— START Provided records —

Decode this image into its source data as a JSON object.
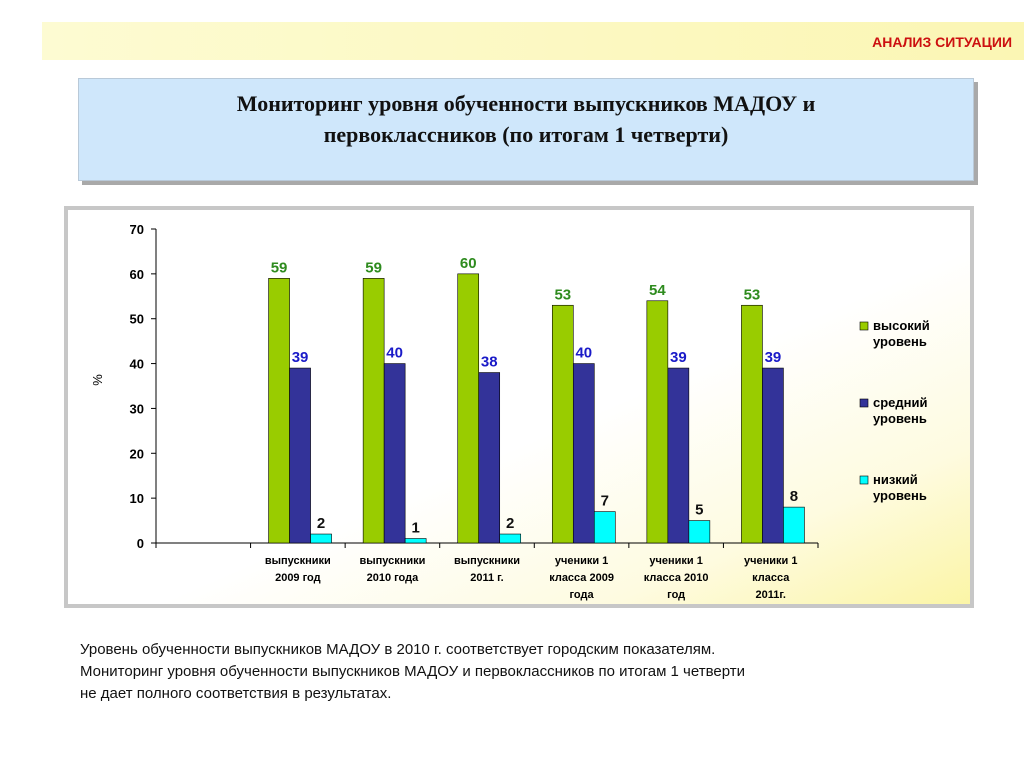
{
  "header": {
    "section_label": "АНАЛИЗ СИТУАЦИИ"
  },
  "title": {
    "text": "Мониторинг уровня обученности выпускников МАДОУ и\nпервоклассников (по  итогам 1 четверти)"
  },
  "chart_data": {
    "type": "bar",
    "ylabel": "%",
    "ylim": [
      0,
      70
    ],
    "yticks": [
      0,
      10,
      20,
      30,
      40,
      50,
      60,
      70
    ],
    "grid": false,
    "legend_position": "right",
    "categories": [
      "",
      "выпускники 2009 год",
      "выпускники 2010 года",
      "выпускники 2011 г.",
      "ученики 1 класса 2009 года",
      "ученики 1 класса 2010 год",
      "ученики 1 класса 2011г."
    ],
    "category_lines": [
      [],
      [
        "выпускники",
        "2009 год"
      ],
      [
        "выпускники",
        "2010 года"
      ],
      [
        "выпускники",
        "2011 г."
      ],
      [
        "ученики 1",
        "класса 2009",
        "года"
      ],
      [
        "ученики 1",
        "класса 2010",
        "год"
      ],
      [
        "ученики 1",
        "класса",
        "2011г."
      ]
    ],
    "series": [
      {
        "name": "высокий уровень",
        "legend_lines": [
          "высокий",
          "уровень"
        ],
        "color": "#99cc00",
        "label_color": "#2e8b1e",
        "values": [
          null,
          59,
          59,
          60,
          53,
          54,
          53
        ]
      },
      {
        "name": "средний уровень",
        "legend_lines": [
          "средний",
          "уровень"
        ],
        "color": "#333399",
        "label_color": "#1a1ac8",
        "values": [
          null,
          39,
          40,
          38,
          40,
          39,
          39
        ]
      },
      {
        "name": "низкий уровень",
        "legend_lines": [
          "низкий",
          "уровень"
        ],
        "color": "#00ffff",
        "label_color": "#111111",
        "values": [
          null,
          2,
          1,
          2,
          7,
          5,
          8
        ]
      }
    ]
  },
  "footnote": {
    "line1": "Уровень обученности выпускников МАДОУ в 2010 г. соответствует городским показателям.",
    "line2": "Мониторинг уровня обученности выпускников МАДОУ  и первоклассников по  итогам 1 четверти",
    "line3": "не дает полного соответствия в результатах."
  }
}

— END Provided records —

## Task to complete
Take the records above and transcribe them exactly, dropping every picture.

## Response for this exercise
Decode this image into its source data as a JSON object.
{
  "header": {
    "section_label": "АНАЛИЗ СИТУАЦИИ"
  },
  "title": {
    "text": "Мониторинг уровня обученности выпускников МАДОУ и\nпервоклассников (по  итогам 1 четверти)"
  },
  "chart_data": {
    "type": "bar",
    "ylabel": "%",
    "ylim": [
      0,
      70
    ],
    "yticks": [
      0,
      10,
      20,
      30,
      40,
      50,
      60,
      70
    ],
    "grid": false,
    "legend_position": "right",
    "categories": [
      "",
      "выпускники 2009 год",
      "выпускники 2010 года",
      "выпускники 2011 г.",
      "ученики 1 класса 2009 года",
      "ученики 1 класса 2010 год",
      "ученики 1 класса 2011г."
    ],
    "category_lines": [
      [],
      [
        "выпускники",
        "2009 год"
      ],
      [
        "выпускники",
        "2010 года"
      ],
      [
        "выпускники",
        "2011 г."
      ],
      [
        "ученики 1",
        "класса 2009",
        "года"
      ],
      [
        "ученики 1",
        "класса 2010",
        "год"
      ],
      [
        "ученики 1",
        "класса",
        "2011г."
      ]
    ],
    "series": [
      {
        "name": "высокий уровень",
        "legend_lines": [
          "высокий",
          "уровень"
        ],
        "color": "#99cc00",
        "label_color": "#2e8b1e",
        "values": [
          null,
          59,
          59,
          60,
          53,
          54,
          53
        ]
      },
      {
        "name": "средний уровень",
        "legend_lines": [
          "средний",
          "уровень"
        ],
        "color": "#333399",
        "label_color": "#1a1ac8",
        "values": [
          null,
          39,
          40,
          38,
          40,
          39,
          39
        ]
      },
      {
        "name": "низкий уровень",
        "legend_lines": [
          "низкий",
          "уровень"
        ],
        "color": "#00ffff",
        "label_color": "#111111",
        "values": [
          null,
          2,
          1,
          2,
          7,
          5,
          8
        ]
      }
    ]
  },
  "footnote": {
    "line1": "Уровень обученности выпускников МАДОУ в 2010 г. соответствует городским показателям.",
    "line2": "Мониторинг уровня обученности выпускников МАДОУ  и первоклассников по  итогам 1 четверти",
    "line3": "не дает полного соответствия в результатах."
  }
}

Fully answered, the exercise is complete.